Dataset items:
########

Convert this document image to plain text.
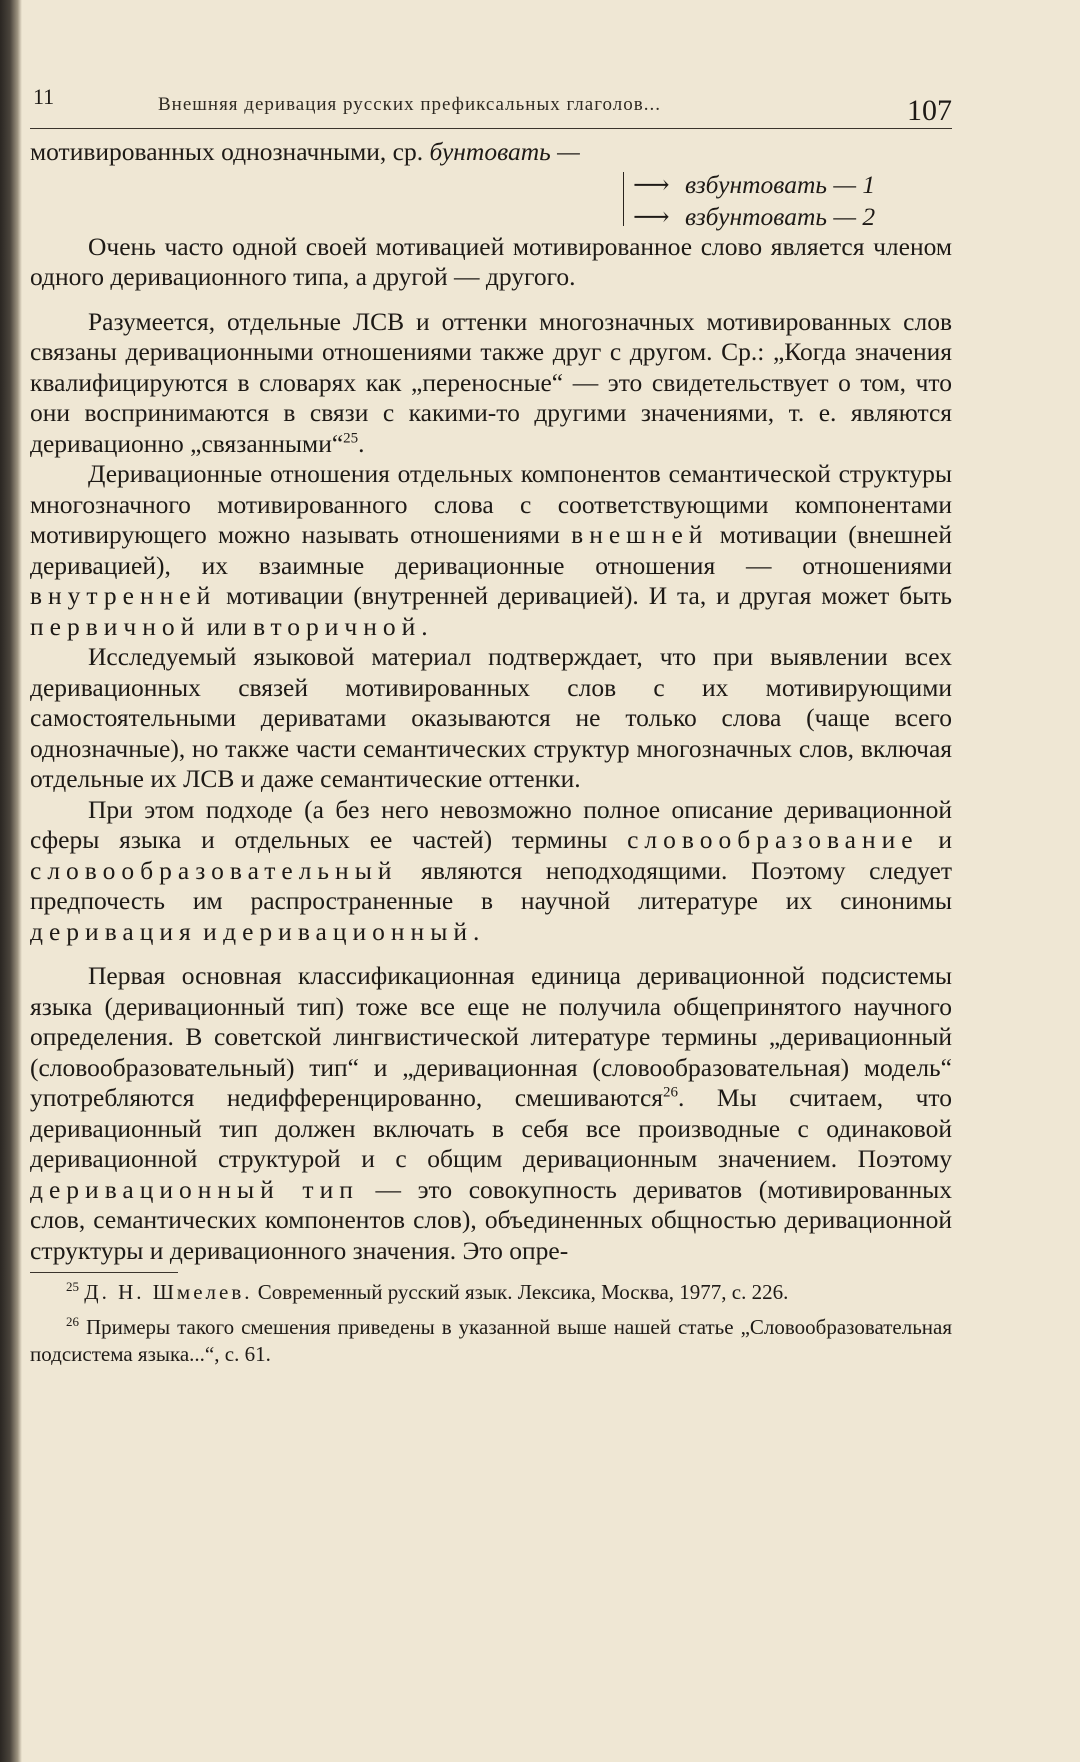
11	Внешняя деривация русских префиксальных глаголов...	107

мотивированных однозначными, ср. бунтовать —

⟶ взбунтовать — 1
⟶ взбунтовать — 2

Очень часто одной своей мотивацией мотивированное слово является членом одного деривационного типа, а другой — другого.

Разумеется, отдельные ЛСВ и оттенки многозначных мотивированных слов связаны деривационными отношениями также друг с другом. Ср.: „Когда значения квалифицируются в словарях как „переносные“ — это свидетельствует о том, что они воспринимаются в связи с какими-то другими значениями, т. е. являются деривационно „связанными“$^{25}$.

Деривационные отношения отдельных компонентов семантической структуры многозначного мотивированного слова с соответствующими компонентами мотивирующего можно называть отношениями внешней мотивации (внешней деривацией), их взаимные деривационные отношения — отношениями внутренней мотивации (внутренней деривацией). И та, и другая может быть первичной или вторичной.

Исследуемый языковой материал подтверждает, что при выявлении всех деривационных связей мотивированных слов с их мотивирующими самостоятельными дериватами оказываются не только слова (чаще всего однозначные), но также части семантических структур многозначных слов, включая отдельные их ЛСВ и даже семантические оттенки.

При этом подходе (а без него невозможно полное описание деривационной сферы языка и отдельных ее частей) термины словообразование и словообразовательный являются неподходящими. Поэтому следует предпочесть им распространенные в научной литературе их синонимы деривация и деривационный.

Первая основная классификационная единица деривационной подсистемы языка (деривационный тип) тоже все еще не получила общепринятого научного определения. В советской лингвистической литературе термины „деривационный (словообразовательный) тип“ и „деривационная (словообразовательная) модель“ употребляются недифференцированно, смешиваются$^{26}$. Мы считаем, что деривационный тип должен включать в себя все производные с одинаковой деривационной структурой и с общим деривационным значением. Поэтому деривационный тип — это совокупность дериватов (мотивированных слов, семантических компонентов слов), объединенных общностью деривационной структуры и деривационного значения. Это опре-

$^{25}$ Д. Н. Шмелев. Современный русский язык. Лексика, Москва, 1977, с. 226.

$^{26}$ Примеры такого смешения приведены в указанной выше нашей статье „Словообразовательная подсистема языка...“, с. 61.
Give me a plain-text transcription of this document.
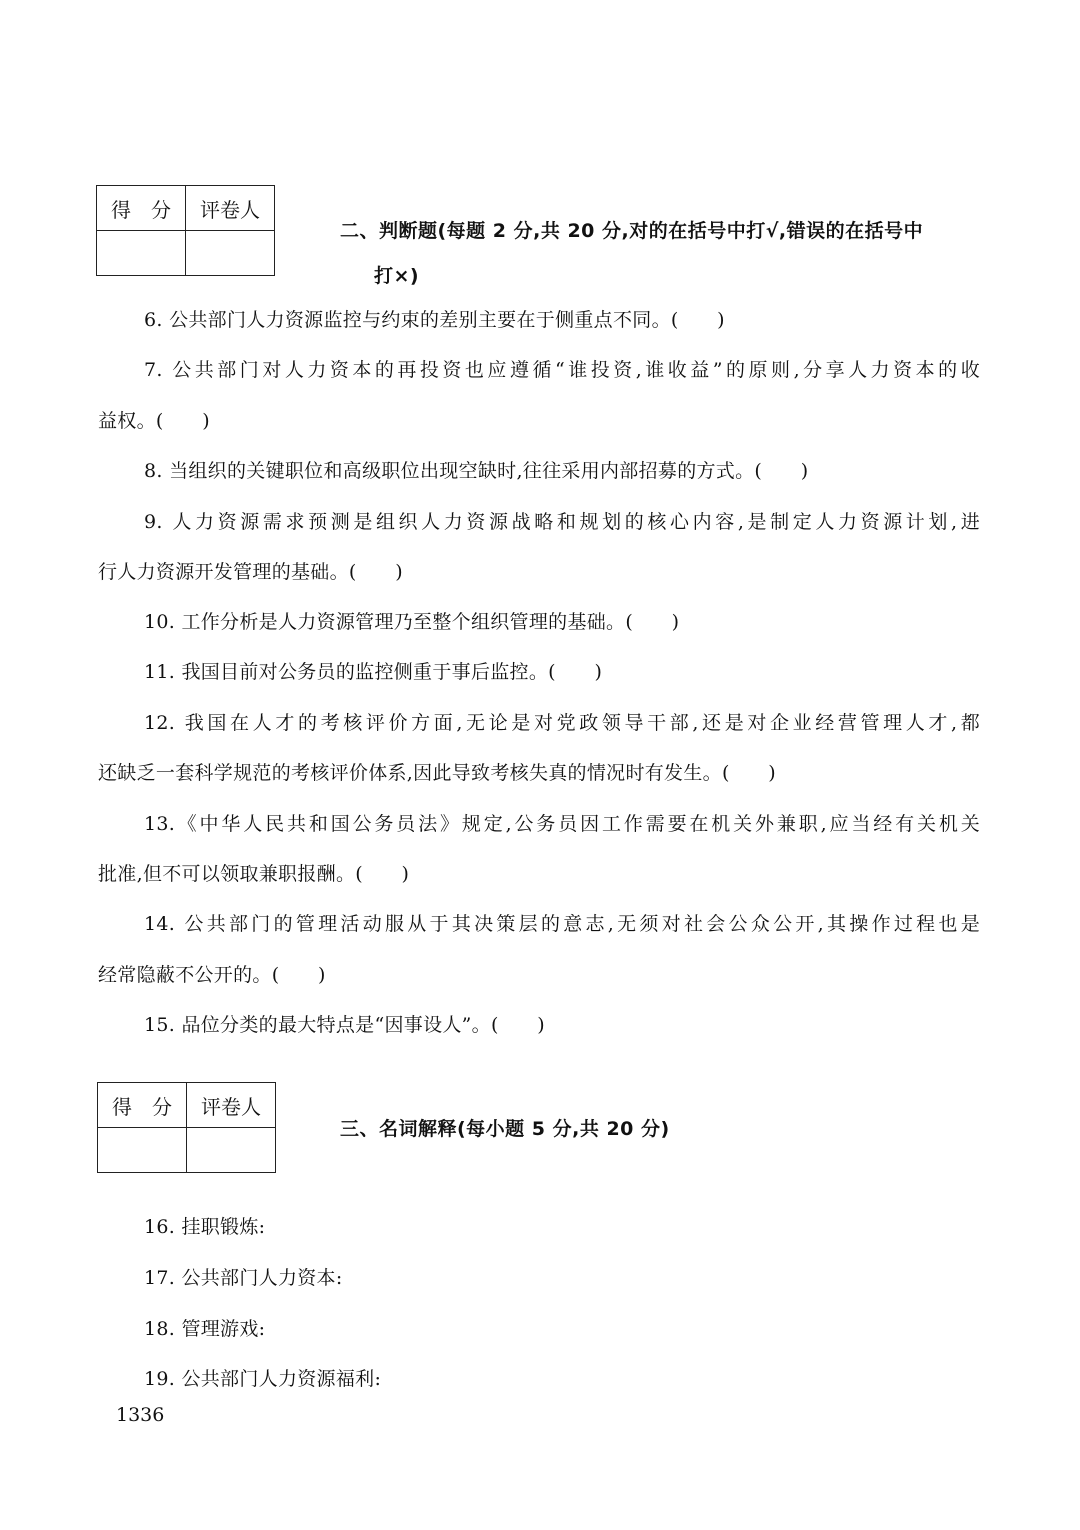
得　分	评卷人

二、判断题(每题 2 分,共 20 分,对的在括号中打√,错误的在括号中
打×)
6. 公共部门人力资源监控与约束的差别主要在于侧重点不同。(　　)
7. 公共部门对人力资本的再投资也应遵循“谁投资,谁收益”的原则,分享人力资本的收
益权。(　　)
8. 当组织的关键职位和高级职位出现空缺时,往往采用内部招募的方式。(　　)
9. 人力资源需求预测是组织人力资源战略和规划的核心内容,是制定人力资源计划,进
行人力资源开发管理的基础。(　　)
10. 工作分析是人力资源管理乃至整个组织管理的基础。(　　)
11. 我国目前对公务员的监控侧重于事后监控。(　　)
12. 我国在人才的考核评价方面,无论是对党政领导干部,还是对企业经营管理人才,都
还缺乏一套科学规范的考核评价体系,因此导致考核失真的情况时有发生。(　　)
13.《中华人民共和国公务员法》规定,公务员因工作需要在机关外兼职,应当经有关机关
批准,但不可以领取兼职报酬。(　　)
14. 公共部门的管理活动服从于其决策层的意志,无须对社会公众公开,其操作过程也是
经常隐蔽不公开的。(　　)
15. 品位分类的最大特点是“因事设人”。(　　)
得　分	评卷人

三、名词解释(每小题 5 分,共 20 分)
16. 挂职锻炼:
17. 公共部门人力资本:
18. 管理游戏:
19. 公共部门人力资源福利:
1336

########

Task requirements
Show the lines of the data that hold the word "text".

Right answer
Convert this document image to plain text.
Give me a plain-text transcription of this document.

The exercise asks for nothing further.